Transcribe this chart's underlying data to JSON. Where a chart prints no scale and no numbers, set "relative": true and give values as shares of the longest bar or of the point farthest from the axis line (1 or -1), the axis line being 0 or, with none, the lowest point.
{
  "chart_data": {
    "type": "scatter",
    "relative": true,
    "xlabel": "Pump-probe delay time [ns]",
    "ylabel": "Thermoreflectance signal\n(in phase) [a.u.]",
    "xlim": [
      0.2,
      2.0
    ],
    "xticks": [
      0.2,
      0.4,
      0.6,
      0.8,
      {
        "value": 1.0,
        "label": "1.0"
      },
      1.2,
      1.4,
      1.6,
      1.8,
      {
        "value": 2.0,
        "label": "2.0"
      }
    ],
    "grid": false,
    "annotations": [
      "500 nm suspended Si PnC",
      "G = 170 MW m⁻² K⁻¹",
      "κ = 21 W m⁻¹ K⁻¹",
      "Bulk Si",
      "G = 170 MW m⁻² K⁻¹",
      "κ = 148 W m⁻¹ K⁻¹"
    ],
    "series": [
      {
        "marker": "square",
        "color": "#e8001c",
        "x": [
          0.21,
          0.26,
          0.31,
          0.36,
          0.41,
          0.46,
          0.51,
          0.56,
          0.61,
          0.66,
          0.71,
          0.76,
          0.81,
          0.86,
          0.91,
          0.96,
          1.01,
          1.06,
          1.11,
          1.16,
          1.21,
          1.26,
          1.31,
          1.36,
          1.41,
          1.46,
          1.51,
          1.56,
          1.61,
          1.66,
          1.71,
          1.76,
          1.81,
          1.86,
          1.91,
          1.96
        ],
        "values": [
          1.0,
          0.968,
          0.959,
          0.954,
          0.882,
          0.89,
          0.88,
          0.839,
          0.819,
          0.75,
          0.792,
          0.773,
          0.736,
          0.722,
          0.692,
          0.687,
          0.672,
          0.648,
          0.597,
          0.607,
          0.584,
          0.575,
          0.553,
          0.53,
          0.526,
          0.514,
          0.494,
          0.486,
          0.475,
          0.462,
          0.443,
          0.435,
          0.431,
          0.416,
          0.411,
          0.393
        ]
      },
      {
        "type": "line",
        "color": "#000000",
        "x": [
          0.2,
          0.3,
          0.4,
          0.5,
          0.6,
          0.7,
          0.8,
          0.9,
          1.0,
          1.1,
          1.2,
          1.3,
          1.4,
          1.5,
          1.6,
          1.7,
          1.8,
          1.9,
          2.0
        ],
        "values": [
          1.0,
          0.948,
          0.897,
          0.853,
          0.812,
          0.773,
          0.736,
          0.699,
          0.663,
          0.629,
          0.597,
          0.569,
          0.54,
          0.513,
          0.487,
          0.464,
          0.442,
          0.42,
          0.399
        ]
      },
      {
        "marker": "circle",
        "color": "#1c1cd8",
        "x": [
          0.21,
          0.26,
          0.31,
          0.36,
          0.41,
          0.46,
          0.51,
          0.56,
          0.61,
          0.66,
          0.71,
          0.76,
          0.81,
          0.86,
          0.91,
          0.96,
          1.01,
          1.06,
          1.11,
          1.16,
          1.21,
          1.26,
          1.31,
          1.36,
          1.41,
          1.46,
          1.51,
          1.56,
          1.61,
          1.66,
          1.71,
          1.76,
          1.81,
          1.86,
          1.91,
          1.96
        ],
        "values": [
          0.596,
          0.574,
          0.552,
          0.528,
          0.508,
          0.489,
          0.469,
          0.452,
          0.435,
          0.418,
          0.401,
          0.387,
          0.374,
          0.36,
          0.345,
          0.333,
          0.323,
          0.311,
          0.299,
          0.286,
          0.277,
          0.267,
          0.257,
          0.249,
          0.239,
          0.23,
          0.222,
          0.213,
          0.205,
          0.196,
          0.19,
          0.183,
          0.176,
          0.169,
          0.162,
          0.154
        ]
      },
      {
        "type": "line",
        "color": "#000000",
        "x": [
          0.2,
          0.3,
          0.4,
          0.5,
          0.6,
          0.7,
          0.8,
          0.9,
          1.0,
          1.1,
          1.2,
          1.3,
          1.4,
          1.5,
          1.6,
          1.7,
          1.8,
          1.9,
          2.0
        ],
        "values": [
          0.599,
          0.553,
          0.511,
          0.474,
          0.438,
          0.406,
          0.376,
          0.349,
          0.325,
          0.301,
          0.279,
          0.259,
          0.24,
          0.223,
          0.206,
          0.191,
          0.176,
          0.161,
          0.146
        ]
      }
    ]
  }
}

● ● ● ● ●

» **What is required**
Here, the records must be output exactly and in full.

» **Final result**
Transcribe this chart's underlying data to JSON. Where a chart prints no scale and no numbers, set "relative": true and give values as shares of the longest bar or of the point farthest from the axis line (1 or -1), the axis line being 0 or, with none, the lowest point.
{
  "chart_data": {
    "type": "scatter",
    "relative": true,
    "xlabel": "Pump-probe delay time [ns]",
    "ylabel": "Thermoreflectance signal\n(in phase) [a.u.]",
    "xlim": [
      0.2,
      2.0
    ],
    "xticks": [
      0.2,
      0.4,
      0.6,
      0.8,
      {
        "value": 1.0,
        "label": "1.0"
      },
      1.2,
      1.4,
      1.6,
      1.8,
      {
        "value": 2.0,
        "label": "2.0"
      }
    ],
    "grid": false,
    "annotations": [
      "500 nm suspended Si PnC",
      "G = 170 MW m⁻² K⁻¹",
      "κ = 21 W m⁻¹ K⁻¹",
      "Bulk Si",
      "G = 170 MW m⁻² K⁻¹",
      "κ = 148 W m⁻¹ K⁻¹"
    ],
    "series": [
      {
        "marker": "square",
        "color": "#e8001c",
        "x": [
          0.21,
          0.26,
          0.31,
          0.36,
          0.41,
          0.46,
          0.51,
          0.56,
          0.61,
          0.66,
          0.71,
          0.76,
          0.81,
          0.86,
          0.91,
          0.96,
          1.01,
          1.06,
          1.11,
          1.16,
          1.21,
          1.26,
          1.31,
          1.36,
          1.41,
          1.46,
          1.51,
          1.56,
          1.61,
          1.66,
          1.71,
          1.76,
          1.81,
          1.86,
          1.91,
          1.96
        ],
        "values": [
          1.0,
          0.968,
          0.959,
          0.954,
          0.882,
          0.89,
          0.88,
          0.839,
          0.819,
          0.75,
          0.792,
          0.773,
          0.736,
          0.722,
          0.692,
          0.687,
          0.672,
          0.648,
          0.597,
          0.607,
          0.584,
          0.575,
          0.553,
          0.53,
          0.526,
          0.514,
          0.494,
          0.486,
          0.475,
          0.462,
          0.443,
          0.435,
          0.431,
          0.416,
          0.411,
          0.393
        ]
      },
      {
        "type": "line",
        "color": "#000000",
        "x": [
          0.2,
          0.3,
          0.4,
          0.5,
          0.6,
          0.7,
          0.8,
          0.9,
          1.0,
          1.1,
          1.2,
          1.3,
          1.4,
          1.5,
          1.6,
          1.7,
          1.8,
          1.9,
          2.0
        ],
        "values": [
          1.0,
          0.948,
          0.897,
          0.853,
          0.812,
          0.773,
          0.736,
          0.699,
          0.663,
          0.629,
          0.597,
          0.569,
          0.54,
          0.513,
          0.487,
          0.464,
          0.442,
          0.42,
          0.399
        ]
      },
      {
        "marker": "circle",
        "color": "#1c1cd8",
        "x": [
          0.21,
          0.26,
          0.31,
          0.36,
          0.41,
          0.46,
          0.51,
          0.56,
          0.61,
          0.66,
          0.71,
          0.76,
          0.81,
          0.86,
          0.91,
          0.96,
          1.01,
          1.06,
          1.11,
          1.16,
          1.21,
          1.26,
          1.31,
          1.36,
          1.41,
          1.46,
          1.51,
          1.56,
          1.61,
          1.66,
          1.71,
          1.76,
          1.81,
          1.86,
          1.91,
          1.96
        ],
        "values": [
          0.596,
          0.574,
          0.552,
          0.528,
          0.508,
          0.489,
          0.469,
          0.452,
          0.435,
          0.418,
          0.401,
          0.387,
          0.374,
          0.36,
          0.345,
          0.333,
          0.323,
          0.311,
          0.299,
          0.286,
          0.277,
          0.267,
          0.257,
          0.249,
          0.239,
          0.23,
          0.222,
          0.213,
          0.205,
          0.196,
          0.19,
          0.183,
          0.176,
          0.169,
          0.162,
          0.154
        ]
      },
      {
        "type": "line",
        "color": "#000000",
        "x": [
          0.2,
          0.3,
          0.4,
          0.5,
          0.6,
          0.7,
          0.8,
          0.9,
          1.0,
          1.1,
          1.2,
          1.3,
          1.4,
          1.5,
          1.6,
          1.7,
          1.8,
          1.9,
          2.0
        ],
        "values": [
          0.599,
          0.553,
          0.511,
          0.474,
          0.438,
          0.406,
          0.376,
          0.349,
          0.325,
          0.301,
          0.279,
          0.259,
          0.24,
          0.223,
          0.206,
          0.191,
          0.176,
          0.161,
          0.146
        ]
      }
    ]
  }
}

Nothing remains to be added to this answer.